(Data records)
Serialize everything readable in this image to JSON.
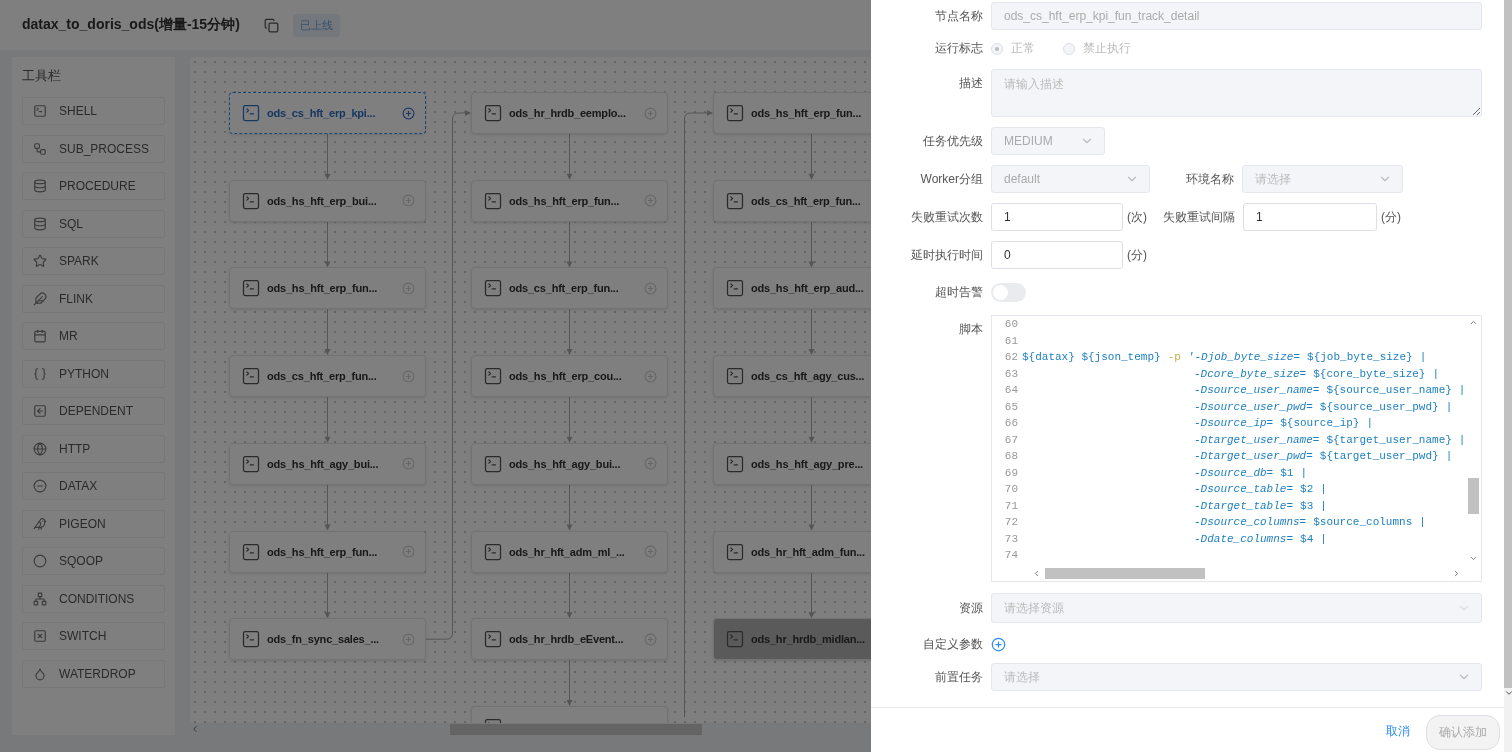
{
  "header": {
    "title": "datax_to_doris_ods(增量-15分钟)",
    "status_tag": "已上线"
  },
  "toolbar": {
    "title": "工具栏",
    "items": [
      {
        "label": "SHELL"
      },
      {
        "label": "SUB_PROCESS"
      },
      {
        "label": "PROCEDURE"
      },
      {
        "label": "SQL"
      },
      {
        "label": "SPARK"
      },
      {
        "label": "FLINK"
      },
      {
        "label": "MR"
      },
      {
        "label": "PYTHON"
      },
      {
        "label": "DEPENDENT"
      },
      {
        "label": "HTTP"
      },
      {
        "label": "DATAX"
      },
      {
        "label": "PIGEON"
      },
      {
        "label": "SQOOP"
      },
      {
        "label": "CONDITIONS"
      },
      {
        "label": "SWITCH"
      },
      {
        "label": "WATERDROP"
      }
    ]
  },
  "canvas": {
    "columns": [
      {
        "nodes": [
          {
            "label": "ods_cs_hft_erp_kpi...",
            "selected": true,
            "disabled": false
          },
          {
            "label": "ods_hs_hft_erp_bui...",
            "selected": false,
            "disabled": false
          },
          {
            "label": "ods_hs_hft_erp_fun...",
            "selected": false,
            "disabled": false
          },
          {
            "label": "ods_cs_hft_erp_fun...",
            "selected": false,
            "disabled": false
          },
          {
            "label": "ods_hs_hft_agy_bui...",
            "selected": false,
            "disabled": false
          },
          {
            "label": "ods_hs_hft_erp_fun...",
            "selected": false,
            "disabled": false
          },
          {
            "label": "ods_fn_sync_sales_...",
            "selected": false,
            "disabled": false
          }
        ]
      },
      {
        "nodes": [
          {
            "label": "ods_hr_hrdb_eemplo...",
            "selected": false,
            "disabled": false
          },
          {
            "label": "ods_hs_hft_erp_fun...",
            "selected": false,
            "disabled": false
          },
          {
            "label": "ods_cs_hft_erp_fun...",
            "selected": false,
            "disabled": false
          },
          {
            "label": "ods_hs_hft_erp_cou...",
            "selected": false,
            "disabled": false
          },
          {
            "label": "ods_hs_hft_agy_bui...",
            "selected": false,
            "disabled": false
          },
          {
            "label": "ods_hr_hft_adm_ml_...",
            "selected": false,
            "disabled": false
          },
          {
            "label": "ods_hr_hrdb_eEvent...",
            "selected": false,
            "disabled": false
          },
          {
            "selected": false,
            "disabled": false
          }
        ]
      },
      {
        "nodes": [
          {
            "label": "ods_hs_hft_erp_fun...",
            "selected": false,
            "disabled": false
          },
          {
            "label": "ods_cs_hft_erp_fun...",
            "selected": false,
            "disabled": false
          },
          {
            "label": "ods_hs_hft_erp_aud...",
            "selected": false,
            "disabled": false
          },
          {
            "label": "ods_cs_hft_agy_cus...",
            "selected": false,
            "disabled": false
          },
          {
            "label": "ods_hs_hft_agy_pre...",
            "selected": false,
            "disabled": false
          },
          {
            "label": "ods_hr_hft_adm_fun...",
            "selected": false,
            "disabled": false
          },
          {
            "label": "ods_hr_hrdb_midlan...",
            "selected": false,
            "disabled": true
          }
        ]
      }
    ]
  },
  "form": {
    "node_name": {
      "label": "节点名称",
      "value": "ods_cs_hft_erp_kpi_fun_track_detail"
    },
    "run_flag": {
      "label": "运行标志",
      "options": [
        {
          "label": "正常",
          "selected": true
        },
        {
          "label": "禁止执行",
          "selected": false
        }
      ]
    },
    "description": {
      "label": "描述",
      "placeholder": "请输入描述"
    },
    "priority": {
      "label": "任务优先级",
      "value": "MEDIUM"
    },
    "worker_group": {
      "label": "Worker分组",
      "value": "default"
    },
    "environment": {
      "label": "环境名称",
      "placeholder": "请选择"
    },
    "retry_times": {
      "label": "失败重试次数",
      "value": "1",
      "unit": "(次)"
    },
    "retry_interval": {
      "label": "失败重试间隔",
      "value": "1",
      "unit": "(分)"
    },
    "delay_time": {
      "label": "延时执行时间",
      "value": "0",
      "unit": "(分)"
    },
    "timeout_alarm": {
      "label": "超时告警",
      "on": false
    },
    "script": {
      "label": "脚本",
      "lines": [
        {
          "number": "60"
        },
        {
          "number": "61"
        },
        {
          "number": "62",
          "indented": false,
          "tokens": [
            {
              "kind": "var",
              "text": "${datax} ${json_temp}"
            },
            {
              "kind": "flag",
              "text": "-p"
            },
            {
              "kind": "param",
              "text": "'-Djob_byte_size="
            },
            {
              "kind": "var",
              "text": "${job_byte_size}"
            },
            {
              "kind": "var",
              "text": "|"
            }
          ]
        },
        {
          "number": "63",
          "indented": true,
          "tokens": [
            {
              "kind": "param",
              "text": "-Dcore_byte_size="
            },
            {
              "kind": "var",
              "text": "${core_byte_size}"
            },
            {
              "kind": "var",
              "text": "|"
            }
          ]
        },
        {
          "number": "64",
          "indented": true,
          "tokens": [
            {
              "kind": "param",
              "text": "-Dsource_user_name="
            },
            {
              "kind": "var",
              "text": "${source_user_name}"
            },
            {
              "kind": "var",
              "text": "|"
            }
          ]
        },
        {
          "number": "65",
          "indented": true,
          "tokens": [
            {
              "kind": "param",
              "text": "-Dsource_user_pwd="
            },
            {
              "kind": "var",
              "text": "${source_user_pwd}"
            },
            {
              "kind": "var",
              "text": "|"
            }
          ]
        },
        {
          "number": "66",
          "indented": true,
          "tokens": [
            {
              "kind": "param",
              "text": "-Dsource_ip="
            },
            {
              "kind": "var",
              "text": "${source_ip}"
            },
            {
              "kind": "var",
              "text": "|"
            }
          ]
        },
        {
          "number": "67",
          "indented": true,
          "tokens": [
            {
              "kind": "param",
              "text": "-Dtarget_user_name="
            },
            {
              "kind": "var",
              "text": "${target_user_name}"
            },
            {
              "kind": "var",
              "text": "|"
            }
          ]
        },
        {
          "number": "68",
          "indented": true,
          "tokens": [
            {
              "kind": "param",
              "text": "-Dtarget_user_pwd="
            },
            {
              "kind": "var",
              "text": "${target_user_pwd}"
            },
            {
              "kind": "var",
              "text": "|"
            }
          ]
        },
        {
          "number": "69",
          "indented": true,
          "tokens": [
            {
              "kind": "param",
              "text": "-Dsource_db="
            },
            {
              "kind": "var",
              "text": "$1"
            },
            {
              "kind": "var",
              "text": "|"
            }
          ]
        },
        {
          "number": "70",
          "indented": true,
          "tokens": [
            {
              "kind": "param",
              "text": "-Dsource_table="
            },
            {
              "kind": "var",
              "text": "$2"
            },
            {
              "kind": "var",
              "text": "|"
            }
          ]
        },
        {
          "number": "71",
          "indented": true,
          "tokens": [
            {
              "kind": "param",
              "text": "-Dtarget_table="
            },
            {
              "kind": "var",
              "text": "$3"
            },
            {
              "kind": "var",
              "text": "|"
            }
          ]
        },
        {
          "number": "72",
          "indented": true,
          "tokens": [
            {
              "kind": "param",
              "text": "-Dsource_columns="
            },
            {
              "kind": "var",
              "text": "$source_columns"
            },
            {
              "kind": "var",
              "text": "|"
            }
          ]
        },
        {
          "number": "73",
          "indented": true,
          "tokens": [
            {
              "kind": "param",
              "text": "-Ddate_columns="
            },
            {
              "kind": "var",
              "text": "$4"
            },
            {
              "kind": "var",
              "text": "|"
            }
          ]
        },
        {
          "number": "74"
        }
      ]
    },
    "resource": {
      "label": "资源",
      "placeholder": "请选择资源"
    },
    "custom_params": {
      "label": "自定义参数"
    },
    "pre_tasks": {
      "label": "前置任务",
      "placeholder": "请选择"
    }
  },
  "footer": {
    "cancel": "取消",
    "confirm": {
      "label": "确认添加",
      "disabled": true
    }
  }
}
--
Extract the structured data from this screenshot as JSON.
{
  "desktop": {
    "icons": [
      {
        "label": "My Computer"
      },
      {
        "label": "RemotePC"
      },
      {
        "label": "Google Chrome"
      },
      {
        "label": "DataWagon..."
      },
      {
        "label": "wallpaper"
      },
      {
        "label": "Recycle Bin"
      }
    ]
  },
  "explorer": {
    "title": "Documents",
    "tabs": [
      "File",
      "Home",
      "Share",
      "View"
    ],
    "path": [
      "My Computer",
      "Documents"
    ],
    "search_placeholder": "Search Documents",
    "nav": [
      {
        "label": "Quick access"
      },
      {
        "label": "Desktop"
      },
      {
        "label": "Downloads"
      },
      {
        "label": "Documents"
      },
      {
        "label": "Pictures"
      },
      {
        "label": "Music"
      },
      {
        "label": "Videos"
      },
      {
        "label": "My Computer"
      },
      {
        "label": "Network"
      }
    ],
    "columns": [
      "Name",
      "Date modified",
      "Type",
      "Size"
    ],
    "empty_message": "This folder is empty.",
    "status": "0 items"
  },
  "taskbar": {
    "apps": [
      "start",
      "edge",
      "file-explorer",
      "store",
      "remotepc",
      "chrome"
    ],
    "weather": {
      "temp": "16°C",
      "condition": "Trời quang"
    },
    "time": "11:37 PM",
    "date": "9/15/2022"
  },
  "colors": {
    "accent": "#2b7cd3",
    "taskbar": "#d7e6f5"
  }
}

Goal> Select and copy every line of the listing with the word "title".

Full solution>
    "title": "datax_to_doris_ods(增量-15分钟)",
    "title": "工具栏",
    "title": "Documents",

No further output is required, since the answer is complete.